## STATED EXERCISE
Will you output the entries below exactly, skipping every image they contain?

## TASK MATERIAL
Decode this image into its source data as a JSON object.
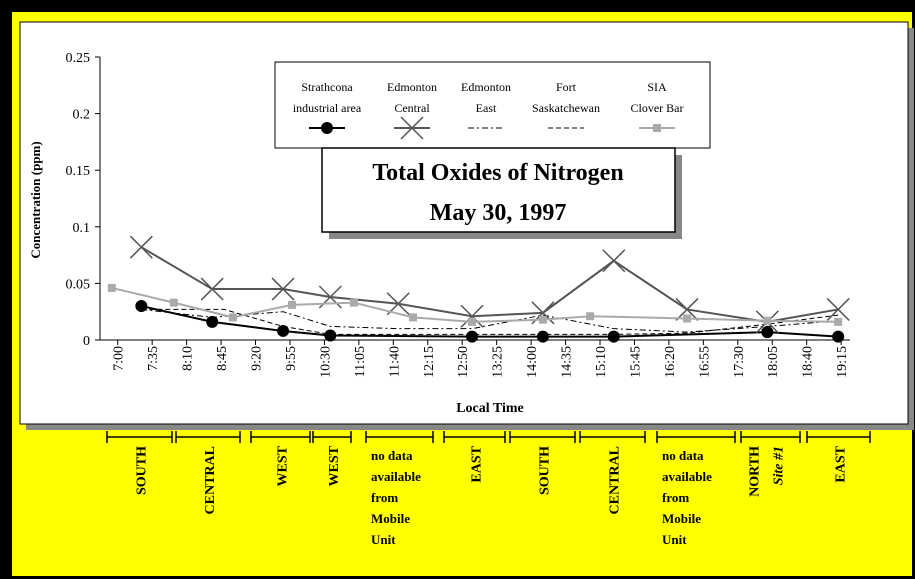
{
  "chart_data": {
    "type": "line",
    "title": "Total Oxides of Nitrogen",
    "subtitle": "May 30, 1997",
    "xlabel": "Local Time",
    "ylabel": "Concentration (ppm)",
    "xlim": [
      6.7,
      19.4
    ],
    "xticks": [
      {
        "value": 7,
        "label": "7:00"
      },
      {
        "value": 7.5833,
        "label": "7:35"
      },
      {
        "value": 8.1667,
        "label": "8:10"
      },
      {
        "value": 8.75,
        "label": "8:45"
      },
      {
        "value": 9.3333,
        "label": "9:20"
      },
      {
        "value": 9.9167,
        "label": "9:55"
      },
      {
        "value": 10.5,
        "label": "10:30"
      },
      {
        "value": 11.0833,
        "label": "11:05"
      },
      {
        "value": 11.6667,
        "label": "11:40"
      },
      {
        "value": 12.25,
        "label": "12:15"
      },
      {
        "value": 12.8333,
        "label": "12:50"
      },
      {
        "value": 13.4167,
        "label": "13:25"
      },
      {
        "value": 14,
        "label": "14:00"
      },
      {
        "value": 14.5833,
        "label": "14:35"
      },
      {
        "value": 15.1667,
        "label": "15:10"
      },
      {
        "value": 15.75,
        "label": "15:45"
      },
      {
        "value": 16.3333,
        "label": "16:20"
      },
      {
        "value": 16.9167,
        "label": "16:55"
      },
      {
        "value": 17.5,
        "label": "17:30"
      },
      {
        "value": 18.0833,
        "label": "18:05"
      },
      {
        "value": 18.6667,
        "label": "18:40"
      },
      {
        "value": 19.25,
        "label": "19:15"
      }
    ],
    "ylim": [
      0,
      0.25
    ],
    "yticks": [
      0,
      0.05,
      0.1,
      0.15,
      0.2,
      0.25
    ],
    "series": [
      {
        "name": "Strathcona\nindustrial area",
        "color": "#000000",
        "marker": "circle",
        "dash": "solid",
        "x": [
          7.4,
          8.6,
          9.8,
          10.6,
          13.0,
          14.2,
          15.4,
          18.0,
          19.2
        ],
        "values": [
          0.03,
          0.016,
          0.008,
          0.004,
          0.003,
          0.003,
          0.003,
          0.007,
          0.003
        ]
      },
      {
        "name": "Edmonton\nCentral",
        "color": "#555555",
        "marker": "x",
        "dash": "solid",
        "x": [
          7.4,
          8.6,
          9.8,
          10.6,
          11.75,
          13.0,
          14.2,
          15.4,
          16.64,
          18.0,
          19.2
        ],
        "values": [
          0.082,
          0.045,
          0.045,
          0.038,
          0.032,
          0.021,
          0.024,
          0.07,
          0.027,
          0.016,
          0.027
        ]
      },
      {
        "name": "Edmonton\nEast",
        "color": "#000000",
        "marker": "none",
        "dash": "dashdot",
        "x": [
          7.4,
          8.6,
          9.8,
          10.6,
          11.75,
          13.0,
          14.2,
          15.4,
          16.64,
          18.0,
          19.2
        ],
        "values": [
          0.027,
          0.02,
          0.025,
          0.012,
          0.01,
          0.01,
          0.022,
          0.01,
          0.007,
          0.012,
          0.017
        ]
      },
      {
        "name": "Fort\nSaskatchewan",
        "color": "#000000",
        "marker": "none",
        "dash": "dashed",
        "x": [
          7.4,
          8.8,
          9.8,
          10.6,
          11.75,
          13.0,
          14.2,
          15.4,
          16.64,
          18.0,
          19.2
        ],
        "values": [
          0.027,
          0.027,
          0.012,
          0.005,
          0.005,
          0.005,
          0.005,
          0.005,
          0.006,
          0.014,
          0.022
        ]
      },
      {
        "name": "SIA\nClover Bar",
        "color": "#aaaaaa",
        "marker": "square",
        "dash": "solid",
        "x": [
          6.9,
          7.95,
          8.95,
          9.95,
          11.0,
          12.0,
          13.0,
          14.2,
          15.0,
          16.64,
          18.0,
          19.2
        ],
        "values": [
          0.046,
          0.033,
          0.02,
          0.031,
          0.033,
          0.02,
          0.016,
          0.018,
          0.021,
          0.019,
          0.017,
          0.016
        ]
      }
    ],
    "regions": [
      {
        "label": "SOUTH"
      },
      {
        "label": "CENTRAL"
      },
      {
        "label": "WEST"
      },
      {
        "label": "WEST"
      },
      {
        "label": "no data\navailable\nfrom\nMobile\nUnit"
      },
      {
        "label": "EAST"
      },
      {
        "label": "SOUTH"
      },
      {
        "label": "CENTRAL"
      },
      {
        "label": "no data\navailable\nfrom\nMobile\nUnit"
      },
      {
        "label": "NORTH",
        "sublabel": "Site #1"
      },
      {
        "label": "EAST"
      }
    ]
  }
}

## EXERCISE OUTPUT
Decode this image into its source data as a JSON object.
{
  "chart_data": {
    "type": "line",
    "title": "Total Oxides of Nitrogen",
    "subtitle": "May 30, 1997",
    "xlabel": "Local Time",
    "ylabel": "Concentration (ppm)",
    "xlim": [
      6.7,
      19.4
    ],
    "xticks": [
      {
        "value": 7,
        "label": "7:00"
      },
      {
        "value": 7.5833,
        "label": "7:35"
      },
      {
        "value": 8.1667,
        "label": "8:10"
      },
      {
        "value": 8.75,
        "label": "8:45"
      },
      {
        "value": 9.3333,
        "label": "9:20"
      },
      {
        "value": 9.9167,
        "label": "9:55"
      },
      {
        "value": 10.5,
        "label": "10:30"
      },
      {
        "value": 11.0833,
        "label": "11:05"
      },
      {
        "value": 11.6667,
        "label": "11:40"
      },
      {
        "value": 12.25,
        "label": "12:15"
      },
      {
        "value": 12.8333,
        "label": "12:50"
      },
      {
        "value": 13.4167,
        "label": "13:25"
      },
      {
        "value": 14,
        "label": "14:00"
      },
      {
        "value": 14.5833,
        "label": "14:35"
      },
      {
        "value": 15.1667,
        "label": "15:10"
      },
      {
        "value": 15.75,
        "label": "15:45"
      },
      {
        "value": 16.3333,
        "label": "16:20"
      },
      {
        "value": 16.9167,
        "label": "16:55"
      },
      {
        "value": 17.5,
        "label": "17:30"
      },
      {
        "value": 18.0833,
        "label": "18:05"
      },
      {
        "value": 18.6667,
        "label": "18:40"
      },
      {
        "value": 19.25,
        "label": "19:15"
      }
    ],
    "ylim": [
      0,
      0.25
    ],
    "yticks": [
      0,
      0.05,
      0.1,
      0.15,
      0.2,
      0.25
    ],
    "series": [
      {
        "name": "Strathcona\nindustrial area",
        "color": "#000000",
        "marker": "circle",
        "dash": "solid",
        "x": [
          7.4,
          8.6,
          9.8,
          10.6,
          13.0,
          14.2,
          15.4,
          18.0,
          19.2
        ],
        "values": [
          0.03,
          0.016,
          0.008,
          0.004,
          0.003,
          0.003,
          0.003,
          0.007,
          0.003
        ]
      },
      {
        "name": "Edmonton\nCentral",
        "color": "#555555",
        "marker": "x",
        "dash": "solid",
        "x": [
          7.4,
          8.6,
          9.8,
          10.6,
          11.75,
          13.0,
          14.2,
          15.4,
          16.64,
          18.0,
          19.2
        ],
        "values": [
          0.082,
          0.045,
          0.045,
          0.038,
          0.032,
          0.021,
          0.024,
          0.07,
          0.027,
          0.016,
          0.027
        ]
      },
      {
        "name": "Edmonton\nEast",
        "color": "#000000",
        "marker": "none",
        "dash": "dashdot",
        "x": [
          7.4,
          8.6,
          9.8,
          10.6,
          11.75,
          13.0,
          14.2,
          15.4,
          16.64,
          18.0,
          19.2
        ],
        "values": [
          0.027,
          0.02,
          0.025,
          0.012,
          0.01,
          0.01,
          0.022,
          0.01,
          0.007,
          0.012,
          0.017
        ]
      },
      {
        "name": "Fort\nSaskatchewan",
        "color": "#000000",
        "marker": "none",
        "dash": "dashed",
        "x": [
          7.4,
          8.8,
          9.8,
          10.6,
          11.75,
          13.0,
          14.2,
          15.4,
          16.64,
          18.0,
          19.2
        ],
        "values": [
          0.027,
          0.027,
          0.012,
          0.005,
          0.005,
          0.005,
          0.005,
          0.005,
          0.006,
          0.014,
          0.022
        ]
      },
      {
        "name": "SIA\nClover Bar",
        "color": "#aaaaaa",
        "marker": "square",
        "dash": "solid",
        "x": [
          6.9,
          7.95,
          8.95,
          9.95,
          11.0,
          12.0,
          13.0,
          14.2,
          15.0,
          16.64,
          18.0,
          19.2
        ],
        "values": [
          0.046,
          0.033,
          0.02,
          0.031,
          0.033,
          0.02,
          0.016,
          0.018,
          0.021,
          0.019,
          0.017,
          0.016
        ]
      }
    ],
    "regions": [
      {
        "label": "SOUTH"
      },
      {
        "label": "CENTRAL"
      },
      {
        "label": "WEST"
      },
      {
        "label": "WEST"
      },
      {
        "label": "no data\navailable\nfrom\nMobile\nUnit"
      },
      {
        "label": "EAST"
      },
      {
        "label": "SOUTH"
      },
      {
        "label": "CENTRAL"
      },
      {
        "label": "no data\navailable\nfrom\nMobile\nUnit"
      },
      {
        "label": "NORTH",
        "sublabel": "Site #1"
      },
      {
        "label": "EAST"
      }
    ]
  }
}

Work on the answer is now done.